**DATA FOR THE TASK**.
────────
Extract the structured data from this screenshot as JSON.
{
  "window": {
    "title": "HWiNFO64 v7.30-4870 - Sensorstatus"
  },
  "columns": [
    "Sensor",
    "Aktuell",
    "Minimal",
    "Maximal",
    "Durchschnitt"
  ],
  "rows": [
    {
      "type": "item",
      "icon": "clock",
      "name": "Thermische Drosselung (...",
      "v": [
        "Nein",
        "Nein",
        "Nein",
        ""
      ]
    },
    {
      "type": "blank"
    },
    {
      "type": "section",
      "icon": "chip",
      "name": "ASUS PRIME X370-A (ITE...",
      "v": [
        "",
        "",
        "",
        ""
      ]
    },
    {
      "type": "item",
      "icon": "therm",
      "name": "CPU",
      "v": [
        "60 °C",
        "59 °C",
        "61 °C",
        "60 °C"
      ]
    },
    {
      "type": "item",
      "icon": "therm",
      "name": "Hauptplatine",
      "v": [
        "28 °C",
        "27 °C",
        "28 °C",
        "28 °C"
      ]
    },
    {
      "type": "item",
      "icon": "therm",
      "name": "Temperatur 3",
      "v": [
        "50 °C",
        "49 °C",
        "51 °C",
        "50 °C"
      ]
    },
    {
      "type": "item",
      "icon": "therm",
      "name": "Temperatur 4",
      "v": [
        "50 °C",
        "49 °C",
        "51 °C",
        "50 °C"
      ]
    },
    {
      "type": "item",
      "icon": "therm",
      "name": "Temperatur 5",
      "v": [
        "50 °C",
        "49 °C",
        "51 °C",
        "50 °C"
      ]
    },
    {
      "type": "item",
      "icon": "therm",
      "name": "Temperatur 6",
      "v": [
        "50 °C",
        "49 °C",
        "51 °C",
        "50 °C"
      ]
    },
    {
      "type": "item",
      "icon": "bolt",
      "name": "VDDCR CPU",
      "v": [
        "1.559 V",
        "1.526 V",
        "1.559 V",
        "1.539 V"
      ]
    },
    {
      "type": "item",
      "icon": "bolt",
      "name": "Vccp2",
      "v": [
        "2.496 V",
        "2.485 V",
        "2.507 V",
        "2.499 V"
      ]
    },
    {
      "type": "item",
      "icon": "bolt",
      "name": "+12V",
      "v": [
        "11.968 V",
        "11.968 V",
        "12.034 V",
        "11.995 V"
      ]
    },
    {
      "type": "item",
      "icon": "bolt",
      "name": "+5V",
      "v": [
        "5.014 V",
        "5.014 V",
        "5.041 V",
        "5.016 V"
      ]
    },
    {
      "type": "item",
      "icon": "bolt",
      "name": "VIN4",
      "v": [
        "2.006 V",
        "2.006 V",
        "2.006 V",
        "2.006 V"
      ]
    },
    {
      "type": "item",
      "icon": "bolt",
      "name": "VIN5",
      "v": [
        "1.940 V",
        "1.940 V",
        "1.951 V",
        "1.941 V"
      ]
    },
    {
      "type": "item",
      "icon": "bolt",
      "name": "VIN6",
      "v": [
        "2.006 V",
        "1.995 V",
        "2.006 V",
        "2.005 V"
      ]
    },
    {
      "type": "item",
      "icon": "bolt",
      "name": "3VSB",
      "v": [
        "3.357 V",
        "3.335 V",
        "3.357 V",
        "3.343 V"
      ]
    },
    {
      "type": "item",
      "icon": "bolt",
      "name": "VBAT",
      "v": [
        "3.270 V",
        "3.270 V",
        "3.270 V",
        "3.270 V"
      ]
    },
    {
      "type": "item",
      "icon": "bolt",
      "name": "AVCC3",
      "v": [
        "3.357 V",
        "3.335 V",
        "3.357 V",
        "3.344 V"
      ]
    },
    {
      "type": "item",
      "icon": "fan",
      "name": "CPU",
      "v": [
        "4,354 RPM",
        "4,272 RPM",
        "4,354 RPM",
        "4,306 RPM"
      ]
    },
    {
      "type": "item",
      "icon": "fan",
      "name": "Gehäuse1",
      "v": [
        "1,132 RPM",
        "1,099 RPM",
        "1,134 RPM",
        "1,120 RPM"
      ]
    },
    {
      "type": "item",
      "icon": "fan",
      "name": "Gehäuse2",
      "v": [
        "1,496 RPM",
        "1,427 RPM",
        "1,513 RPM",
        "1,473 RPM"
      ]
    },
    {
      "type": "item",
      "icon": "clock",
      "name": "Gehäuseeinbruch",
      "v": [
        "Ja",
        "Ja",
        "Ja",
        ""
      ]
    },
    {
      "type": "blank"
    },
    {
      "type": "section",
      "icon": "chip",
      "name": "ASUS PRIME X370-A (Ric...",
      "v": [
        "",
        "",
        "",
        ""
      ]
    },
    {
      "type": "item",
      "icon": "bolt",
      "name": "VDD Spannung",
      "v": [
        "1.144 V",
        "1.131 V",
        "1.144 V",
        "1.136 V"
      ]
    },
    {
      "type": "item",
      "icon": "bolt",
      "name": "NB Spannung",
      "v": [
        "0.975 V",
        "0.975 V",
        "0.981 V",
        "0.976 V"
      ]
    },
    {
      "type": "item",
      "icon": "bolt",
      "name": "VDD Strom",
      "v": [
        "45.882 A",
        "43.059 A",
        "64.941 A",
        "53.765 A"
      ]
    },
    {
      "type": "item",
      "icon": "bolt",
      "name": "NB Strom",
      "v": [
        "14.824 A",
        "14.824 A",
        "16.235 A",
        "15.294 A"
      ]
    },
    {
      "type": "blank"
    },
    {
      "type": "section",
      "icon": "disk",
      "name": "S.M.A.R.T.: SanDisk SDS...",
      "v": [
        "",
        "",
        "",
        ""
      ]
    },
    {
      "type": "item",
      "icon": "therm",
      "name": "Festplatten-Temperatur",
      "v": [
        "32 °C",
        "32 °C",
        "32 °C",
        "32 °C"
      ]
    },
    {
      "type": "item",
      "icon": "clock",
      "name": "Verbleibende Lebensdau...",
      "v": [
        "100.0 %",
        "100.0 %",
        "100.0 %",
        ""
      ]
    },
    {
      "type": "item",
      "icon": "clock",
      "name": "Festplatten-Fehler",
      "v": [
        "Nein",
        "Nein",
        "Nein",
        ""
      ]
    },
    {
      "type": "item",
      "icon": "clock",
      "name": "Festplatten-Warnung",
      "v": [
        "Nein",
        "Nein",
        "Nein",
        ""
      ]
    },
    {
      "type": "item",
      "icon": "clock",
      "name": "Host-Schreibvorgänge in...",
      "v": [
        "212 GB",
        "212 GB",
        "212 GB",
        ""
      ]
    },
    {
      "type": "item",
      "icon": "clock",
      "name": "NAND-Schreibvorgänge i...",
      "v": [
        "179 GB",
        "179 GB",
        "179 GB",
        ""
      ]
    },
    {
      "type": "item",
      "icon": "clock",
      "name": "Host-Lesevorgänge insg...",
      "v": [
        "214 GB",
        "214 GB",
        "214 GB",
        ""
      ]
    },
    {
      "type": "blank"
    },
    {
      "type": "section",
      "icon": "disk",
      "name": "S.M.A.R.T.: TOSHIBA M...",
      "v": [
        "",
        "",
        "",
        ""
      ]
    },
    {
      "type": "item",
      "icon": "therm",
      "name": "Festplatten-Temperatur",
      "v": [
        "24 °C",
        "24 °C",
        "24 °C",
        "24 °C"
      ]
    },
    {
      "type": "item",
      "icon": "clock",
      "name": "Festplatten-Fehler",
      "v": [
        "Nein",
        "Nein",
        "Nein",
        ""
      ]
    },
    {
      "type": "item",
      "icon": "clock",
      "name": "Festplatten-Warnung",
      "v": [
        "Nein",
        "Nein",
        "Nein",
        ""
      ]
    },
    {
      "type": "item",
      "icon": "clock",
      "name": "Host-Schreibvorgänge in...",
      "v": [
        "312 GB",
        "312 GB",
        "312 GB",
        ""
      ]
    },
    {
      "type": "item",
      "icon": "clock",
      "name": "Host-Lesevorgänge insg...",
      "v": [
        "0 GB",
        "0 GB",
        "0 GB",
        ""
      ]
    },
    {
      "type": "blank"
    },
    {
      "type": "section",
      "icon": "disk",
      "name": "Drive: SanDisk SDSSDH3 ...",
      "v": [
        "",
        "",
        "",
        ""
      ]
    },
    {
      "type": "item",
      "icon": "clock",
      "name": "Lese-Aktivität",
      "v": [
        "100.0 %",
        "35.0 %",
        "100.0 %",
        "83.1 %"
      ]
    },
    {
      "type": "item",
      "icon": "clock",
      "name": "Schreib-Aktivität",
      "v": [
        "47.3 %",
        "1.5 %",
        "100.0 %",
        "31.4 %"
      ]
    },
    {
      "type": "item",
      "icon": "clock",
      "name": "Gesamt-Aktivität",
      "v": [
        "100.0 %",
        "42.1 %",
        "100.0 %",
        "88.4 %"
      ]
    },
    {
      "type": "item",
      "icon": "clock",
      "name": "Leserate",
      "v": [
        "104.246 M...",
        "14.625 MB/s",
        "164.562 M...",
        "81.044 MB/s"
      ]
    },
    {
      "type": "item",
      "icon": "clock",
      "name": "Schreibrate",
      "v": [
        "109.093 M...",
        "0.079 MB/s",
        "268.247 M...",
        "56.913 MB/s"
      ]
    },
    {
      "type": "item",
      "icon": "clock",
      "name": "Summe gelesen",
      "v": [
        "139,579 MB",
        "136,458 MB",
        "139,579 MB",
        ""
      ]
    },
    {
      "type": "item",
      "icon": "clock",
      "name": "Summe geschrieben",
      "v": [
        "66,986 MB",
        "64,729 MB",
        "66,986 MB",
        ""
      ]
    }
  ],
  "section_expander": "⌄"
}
────────
Count all lines of the data that include "Temperatur". The answer is the number alone.

6